To do:
Check the listing below line by line and report how many lines hold "percent", with no other words.

------------

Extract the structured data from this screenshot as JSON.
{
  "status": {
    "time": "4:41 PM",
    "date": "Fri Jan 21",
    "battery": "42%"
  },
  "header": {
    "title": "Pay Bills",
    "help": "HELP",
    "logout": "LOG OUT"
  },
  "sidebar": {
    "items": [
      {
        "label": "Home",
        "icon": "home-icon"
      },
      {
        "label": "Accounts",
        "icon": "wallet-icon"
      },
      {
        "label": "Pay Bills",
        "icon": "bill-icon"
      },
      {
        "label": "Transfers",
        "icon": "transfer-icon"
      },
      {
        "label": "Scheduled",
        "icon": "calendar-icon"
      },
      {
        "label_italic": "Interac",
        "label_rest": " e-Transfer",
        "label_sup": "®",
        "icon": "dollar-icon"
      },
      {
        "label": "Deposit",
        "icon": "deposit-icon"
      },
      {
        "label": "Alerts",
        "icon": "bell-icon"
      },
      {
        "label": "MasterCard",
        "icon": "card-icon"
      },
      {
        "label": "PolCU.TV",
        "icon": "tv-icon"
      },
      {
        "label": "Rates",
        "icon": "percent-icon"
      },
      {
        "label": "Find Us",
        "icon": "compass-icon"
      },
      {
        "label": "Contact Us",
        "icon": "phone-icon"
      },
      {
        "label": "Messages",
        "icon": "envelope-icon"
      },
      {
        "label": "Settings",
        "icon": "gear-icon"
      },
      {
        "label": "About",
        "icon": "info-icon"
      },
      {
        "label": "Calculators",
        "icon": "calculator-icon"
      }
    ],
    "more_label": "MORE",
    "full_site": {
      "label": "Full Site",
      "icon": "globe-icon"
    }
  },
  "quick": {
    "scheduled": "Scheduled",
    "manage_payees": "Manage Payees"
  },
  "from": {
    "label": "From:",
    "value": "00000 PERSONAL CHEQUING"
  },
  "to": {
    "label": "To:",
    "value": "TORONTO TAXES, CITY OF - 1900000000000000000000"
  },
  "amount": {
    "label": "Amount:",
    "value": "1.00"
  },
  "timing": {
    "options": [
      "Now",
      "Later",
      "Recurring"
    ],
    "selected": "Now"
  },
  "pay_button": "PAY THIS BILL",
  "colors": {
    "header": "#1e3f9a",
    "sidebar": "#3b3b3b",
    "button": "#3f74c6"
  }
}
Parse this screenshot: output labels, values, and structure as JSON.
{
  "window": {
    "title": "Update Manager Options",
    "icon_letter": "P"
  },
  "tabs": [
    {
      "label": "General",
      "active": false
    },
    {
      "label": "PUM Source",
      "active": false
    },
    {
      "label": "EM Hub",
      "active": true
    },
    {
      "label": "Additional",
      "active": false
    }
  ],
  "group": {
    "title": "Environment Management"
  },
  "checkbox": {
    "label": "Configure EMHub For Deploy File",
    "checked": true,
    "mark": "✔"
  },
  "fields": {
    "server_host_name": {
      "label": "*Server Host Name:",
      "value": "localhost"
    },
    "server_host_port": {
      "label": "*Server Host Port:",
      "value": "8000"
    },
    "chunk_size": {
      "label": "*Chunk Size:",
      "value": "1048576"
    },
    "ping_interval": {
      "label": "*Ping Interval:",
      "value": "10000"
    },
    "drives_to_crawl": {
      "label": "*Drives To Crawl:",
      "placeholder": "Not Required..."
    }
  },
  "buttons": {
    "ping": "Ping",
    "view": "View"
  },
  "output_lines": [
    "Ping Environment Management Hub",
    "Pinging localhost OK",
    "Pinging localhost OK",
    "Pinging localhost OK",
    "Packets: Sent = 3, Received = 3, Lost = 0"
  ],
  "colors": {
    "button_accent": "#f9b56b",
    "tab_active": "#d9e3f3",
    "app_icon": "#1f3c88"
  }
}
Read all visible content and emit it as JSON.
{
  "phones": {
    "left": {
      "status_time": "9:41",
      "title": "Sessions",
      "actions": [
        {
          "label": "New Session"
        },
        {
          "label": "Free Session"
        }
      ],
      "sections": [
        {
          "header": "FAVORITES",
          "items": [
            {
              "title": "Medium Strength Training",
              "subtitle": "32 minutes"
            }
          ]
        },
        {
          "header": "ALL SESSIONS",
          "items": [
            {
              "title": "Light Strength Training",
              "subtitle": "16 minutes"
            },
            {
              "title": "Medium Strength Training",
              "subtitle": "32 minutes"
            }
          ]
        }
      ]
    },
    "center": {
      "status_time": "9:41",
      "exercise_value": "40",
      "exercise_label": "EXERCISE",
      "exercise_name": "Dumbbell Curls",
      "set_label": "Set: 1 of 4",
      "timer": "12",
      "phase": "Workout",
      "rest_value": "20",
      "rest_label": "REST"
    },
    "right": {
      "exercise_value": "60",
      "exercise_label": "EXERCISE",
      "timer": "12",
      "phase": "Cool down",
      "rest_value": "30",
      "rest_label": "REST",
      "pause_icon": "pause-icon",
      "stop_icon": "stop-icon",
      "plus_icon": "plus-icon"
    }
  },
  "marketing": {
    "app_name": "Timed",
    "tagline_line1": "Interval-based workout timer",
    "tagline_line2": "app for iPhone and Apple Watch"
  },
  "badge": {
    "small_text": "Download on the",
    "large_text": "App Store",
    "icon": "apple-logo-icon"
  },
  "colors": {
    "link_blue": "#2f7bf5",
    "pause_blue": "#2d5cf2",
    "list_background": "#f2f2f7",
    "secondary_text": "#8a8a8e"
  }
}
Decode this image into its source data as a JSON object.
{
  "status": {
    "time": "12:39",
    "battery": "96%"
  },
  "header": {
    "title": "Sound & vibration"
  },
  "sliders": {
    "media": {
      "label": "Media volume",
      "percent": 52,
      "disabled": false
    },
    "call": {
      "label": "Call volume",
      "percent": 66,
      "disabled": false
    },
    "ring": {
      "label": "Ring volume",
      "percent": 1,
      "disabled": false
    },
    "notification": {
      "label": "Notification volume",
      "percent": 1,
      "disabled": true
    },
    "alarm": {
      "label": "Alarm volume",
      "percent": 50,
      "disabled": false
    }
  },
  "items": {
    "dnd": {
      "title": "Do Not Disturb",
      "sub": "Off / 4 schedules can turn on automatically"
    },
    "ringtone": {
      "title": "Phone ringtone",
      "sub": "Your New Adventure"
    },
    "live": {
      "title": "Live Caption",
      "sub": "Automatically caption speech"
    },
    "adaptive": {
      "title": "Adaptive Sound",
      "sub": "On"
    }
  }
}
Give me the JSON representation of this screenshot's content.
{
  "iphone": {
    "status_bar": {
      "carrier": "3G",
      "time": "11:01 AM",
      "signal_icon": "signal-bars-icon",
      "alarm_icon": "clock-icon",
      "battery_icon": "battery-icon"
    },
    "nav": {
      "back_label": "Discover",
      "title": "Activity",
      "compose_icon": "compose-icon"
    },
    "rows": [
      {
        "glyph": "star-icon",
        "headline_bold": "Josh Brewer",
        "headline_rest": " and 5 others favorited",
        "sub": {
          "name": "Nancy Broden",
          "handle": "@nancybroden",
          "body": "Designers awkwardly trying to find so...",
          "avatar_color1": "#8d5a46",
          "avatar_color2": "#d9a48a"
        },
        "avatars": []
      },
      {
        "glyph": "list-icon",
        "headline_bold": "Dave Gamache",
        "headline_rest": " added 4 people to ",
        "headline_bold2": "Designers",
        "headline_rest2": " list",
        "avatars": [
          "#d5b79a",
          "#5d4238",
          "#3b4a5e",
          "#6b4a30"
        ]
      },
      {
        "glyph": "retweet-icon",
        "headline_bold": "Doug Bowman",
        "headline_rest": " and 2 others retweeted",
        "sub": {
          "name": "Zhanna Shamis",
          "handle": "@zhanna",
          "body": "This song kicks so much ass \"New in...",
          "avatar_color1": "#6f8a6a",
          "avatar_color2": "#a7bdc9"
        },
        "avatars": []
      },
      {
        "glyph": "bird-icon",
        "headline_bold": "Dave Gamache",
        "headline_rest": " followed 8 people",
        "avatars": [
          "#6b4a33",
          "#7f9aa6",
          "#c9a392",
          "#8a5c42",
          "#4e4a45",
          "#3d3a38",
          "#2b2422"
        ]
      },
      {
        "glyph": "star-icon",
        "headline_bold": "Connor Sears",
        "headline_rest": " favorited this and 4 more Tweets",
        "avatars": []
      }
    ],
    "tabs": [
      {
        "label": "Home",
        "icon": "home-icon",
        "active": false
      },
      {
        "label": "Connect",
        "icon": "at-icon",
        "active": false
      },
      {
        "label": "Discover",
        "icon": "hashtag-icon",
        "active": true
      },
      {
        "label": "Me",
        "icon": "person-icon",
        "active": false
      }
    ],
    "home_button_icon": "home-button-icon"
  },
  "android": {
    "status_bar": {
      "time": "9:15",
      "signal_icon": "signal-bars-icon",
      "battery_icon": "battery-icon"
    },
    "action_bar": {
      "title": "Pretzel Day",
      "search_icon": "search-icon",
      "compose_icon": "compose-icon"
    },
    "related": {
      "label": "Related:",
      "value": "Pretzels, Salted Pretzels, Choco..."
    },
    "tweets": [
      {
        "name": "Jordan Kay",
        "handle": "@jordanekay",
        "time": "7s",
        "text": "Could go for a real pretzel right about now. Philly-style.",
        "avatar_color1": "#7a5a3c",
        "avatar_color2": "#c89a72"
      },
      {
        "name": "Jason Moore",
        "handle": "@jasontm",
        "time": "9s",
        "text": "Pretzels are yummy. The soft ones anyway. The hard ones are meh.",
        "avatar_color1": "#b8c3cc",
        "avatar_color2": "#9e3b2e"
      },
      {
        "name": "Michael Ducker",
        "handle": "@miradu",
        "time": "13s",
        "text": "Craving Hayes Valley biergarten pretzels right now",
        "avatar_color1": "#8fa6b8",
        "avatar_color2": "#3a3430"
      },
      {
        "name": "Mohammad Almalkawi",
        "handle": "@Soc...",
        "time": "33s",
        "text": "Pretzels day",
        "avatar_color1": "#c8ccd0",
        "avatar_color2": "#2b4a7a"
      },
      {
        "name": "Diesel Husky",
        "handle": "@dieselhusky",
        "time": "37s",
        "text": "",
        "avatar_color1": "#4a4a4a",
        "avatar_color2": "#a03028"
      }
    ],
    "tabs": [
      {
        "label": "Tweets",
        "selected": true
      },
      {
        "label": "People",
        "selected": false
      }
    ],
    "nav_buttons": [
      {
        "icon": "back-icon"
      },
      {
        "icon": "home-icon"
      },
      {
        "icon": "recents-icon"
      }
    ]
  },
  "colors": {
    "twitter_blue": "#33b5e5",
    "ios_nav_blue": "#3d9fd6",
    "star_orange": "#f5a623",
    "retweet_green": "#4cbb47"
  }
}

------------

Answer to this exercise:
6